WHAT YOU NEED TO DO
State how many lines of the entries below hold the word "reinstalling"; reply with nothing but the number.
[start of STORED DATA]
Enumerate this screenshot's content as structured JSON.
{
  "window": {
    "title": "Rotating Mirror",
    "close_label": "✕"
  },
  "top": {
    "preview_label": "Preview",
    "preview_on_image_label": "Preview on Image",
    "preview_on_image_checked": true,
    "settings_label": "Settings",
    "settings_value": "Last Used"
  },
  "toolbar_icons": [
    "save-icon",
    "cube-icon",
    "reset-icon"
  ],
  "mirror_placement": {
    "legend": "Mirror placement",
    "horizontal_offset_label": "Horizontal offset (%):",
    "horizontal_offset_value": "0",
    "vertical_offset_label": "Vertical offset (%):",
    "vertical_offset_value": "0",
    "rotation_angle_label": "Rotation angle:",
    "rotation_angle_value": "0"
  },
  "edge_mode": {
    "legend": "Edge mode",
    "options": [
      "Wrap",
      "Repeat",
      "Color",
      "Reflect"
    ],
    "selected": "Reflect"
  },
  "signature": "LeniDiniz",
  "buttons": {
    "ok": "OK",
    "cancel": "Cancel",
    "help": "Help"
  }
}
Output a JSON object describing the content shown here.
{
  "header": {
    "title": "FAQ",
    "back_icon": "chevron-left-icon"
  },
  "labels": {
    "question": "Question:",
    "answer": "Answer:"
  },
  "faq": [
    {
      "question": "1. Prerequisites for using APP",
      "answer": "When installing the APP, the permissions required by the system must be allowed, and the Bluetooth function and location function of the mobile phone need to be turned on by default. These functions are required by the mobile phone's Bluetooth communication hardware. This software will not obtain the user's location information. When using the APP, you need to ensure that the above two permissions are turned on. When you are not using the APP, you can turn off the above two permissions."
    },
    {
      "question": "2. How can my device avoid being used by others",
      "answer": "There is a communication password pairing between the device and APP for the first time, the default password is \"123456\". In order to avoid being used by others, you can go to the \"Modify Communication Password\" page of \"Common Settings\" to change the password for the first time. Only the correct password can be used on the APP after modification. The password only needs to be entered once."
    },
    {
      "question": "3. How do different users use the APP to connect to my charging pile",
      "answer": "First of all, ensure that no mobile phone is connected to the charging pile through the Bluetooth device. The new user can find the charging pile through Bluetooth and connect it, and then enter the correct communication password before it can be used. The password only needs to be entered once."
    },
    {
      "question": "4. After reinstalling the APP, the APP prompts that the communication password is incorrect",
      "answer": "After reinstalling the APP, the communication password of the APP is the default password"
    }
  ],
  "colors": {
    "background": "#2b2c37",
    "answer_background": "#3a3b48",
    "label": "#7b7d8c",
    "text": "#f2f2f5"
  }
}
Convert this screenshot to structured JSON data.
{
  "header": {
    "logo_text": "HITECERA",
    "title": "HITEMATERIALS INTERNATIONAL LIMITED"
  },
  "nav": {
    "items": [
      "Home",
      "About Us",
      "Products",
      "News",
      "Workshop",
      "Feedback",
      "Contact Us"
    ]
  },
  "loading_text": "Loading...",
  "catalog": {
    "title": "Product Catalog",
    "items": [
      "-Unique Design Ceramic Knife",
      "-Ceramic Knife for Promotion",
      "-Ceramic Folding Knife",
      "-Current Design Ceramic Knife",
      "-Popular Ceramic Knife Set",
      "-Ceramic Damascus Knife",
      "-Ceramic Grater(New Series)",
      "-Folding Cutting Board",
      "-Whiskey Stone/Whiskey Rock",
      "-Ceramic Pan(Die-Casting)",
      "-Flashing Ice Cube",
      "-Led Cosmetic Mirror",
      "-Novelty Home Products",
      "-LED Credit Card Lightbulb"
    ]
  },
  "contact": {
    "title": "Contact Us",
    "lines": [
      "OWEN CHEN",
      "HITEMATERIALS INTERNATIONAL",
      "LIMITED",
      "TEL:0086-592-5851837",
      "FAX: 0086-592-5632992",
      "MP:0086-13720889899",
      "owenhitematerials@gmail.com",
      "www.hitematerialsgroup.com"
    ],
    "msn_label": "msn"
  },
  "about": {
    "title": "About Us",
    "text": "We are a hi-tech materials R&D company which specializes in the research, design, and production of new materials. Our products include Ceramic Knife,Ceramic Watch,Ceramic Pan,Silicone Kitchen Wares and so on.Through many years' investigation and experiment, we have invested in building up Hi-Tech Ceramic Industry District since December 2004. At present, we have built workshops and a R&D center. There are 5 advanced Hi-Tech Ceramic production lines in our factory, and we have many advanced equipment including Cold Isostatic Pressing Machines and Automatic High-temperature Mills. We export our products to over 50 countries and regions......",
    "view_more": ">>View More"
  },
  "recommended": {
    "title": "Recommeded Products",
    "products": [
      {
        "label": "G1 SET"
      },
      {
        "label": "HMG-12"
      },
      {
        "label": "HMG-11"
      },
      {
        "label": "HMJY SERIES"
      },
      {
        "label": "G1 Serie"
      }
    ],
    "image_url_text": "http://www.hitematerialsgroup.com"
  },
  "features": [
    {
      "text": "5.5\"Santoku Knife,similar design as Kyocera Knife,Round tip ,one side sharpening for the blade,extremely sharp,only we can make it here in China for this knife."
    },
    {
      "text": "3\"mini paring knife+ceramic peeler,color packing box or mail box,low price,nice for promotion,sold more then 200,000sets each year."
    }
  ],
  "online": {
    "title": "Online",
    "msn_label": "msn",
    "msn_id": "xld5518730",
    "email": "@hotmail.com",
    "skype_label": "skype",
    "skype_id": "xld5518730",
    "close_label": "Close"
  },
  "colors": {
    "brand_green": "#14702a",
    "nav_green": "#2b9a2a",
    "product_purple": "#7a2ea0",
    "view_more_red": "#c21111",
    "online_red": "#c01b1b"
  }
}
[end of STORED DATA]
SOLUTION FOR THIS PROBLEM
2